→ **WHAT YOU SHOULD DO**
Count every line that holds the string "placeholder", then give that number alone.
>>>
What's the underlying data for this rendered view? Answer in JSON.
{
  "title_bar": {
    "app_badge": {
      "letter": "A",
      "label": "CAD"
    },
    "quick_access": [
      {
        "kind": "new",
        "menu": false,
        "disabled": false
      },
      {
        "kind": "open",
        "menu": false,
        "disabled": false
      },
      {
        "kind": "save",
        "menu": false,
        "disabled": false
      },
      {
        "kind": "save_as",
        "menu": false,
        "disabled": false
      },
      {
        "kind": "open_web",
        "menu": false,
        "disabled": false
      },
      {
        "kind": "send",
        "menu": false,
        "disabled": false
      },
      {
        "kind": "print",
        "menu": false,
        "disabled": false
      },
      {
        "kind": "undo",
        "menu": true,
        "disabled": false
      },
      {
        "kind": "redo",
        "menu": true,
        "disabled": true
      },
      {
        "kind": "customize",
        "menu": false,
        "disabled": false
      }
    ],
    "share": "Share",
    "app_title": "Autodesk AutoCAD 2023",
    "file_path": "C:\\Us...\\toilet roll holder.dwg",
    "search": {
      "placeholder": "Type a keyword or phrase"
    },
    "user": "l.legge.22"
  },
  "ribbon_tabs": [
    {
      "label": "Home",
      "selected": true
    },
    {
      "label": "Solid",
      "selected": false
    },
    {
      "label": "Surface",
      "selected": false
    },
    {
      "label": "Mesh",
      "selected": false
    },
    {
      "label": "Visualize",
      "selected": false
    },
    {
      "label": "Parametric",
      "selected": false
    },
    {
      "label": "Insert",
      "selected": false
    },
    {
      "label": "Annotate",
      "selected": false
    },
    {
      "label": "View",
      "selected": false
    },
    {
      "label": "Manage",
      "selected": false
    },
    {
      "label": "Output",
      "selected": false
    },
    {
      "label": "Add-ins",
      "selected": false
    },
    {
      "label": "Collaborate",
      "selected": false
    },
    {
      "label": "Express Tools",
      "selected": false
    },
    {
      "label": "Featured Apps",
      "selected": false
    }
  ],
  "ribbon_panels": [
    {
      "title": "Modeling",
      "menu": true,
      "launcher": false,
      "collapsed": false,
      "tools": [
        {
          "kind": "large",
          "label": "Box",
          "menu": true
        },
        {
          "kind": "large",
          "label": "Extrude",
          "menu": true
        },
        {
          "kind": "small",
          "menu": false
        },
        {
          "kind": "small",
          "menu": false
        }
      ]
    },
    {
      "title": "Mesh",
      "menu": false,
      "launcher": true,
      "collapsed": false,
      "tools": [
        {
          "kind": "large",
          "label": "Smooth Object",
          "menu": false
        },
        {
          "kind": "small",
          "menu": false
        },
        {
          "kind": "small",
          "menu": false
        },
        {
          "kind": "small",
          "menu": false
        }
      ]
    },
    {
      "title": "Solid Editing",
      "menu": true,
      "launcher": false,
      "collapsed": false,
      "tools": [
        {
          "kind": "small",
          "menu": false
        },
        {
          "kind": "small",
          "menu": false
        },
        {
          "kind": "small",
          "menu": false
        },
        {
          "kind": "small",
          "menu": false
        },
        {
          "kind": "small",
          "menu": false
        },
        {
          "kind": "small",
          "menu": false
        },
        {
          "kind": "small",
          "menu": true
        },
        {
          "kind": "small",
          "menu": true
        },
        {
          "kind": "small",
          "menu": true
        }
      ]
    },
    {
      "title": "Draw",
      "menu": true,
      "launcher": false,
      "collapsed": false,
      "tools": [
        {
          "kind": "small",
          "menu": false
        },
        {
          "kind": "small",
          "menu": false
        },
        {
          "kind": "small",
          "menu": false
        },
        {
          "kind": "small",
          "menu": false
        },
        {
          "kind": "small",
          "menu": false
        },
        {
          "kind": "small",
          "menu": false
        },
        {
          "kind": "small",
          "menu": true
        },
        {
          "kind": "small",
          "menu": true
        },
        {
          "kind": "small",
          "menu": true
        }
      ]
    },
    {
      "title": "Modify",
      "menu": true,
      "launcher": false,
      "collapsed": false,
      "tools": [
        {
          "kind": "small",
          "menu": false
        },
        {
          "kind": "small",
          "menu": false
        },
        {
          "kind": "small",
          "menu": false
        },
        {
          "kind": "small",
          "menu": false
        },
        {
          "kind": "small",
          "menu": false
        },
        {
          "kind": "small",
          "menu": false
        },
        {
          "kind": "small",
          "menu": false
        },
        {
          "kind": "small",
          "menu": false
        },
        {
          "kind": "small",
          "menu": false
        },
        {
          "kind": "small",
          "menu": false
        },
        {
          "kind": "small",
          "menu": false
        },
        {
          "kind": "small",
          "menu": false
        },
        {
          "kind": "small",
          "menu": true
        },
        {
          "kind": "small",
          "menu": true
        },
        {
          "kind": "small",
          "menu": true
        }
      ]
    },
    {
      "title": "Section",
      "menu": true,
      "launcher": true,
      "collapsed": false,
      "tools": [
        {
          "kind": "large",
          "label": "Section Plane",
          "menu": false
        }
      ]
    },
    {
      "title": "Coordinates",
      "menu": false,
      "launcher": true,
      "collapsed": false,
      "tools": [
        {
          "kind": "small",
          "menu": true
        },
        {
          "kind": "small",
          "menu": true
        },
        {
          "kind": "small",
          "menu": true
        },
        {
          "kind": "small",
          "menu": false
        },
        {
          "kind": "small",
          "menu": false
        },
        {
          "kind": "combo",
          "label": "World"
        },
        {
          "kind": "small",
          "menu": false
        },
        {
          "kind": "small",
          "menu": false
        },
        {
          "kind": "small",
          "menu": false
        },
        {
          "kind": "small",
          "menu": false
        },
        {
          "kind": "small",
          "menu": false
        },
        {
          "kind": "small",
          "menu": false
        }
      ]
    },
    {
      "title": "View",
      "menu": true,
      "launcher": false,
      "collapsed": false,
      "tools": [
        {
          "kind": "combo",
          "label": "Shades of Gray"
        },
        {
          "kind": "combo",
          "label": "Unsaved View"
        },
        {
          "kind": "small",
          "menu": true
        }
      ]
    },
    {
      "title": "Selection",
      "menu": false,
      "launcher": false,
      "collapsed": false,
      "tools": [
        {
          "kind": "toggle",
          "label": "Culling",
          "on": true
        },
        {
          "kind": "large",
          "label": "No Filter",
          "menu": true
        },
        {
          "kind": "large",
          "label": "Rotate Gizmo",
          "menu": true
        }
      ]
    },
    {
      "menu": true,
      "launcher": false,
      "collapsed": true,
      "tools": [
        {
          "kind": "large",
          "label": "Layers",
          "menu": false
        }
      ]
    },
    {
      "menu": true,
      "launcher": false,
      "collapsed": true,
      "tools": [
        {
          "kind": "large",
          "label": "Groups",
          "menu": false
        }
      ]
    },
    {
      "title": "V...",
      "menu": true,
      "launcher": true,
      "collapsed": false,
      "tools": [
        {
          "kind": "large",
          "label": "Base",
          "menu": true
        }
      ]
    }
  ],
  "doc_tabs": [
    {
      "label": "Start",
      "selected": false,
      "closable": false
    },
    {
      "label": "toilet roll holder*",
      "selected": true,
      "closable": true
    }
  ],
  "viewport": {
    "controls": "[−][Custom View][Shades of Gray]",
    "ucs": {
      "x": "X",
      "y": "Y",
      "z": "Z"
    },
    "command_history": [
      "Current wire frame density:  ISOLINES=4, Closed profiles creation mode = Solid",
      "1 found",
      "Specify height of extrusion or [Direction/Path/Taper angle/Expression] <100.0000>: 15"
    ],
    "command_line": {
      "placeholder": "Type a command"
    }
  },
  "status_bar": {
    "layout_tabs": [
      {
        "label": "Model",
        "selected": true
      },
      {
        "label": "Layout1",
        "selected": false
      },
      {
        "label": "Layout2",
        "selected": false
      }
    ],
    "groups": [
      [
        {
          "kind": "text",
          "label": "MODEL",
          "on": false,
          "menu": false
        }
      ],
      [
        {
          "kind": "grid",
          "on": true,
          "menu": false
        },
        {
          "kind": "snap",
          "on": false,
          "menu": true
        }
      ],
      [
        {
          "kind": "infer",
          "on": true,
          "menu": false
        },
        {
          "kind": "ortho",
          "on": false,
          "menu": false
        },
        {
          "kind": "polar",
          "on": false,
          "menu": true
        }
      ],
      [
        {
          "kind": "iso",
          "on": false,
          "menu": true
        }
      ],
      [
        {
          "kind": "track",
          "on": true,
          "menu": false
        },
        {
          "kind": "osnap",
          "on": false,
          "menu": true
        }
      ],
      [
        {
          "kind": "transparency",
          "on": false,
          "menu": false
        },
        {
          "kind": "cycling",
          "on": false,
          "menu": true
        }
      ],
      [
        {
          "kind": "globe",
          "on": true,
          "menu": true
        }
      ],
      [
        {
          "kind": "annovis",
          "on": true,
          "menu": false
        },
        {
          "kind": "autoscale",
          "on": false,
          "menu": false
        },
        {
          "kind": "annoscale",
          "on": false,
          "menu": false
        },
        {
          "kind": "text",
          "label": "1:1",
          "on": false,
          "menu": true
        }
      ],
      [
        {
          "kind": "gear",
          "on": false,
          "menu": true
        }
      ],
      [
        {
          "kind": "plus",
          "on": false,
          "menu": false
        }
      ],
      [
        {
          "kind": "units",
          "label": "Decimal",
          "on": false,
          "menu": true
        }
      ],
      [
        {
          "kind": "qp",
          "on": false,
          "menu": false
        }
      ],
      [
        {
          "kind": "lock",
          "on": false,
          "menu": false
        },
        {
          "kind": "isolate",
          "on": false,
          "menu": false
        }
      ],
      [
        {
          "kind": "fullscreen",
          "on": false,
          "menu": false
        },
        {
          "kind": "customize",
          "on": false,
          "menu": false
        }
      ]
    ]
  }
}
<<<
→ **THE RESULT**
2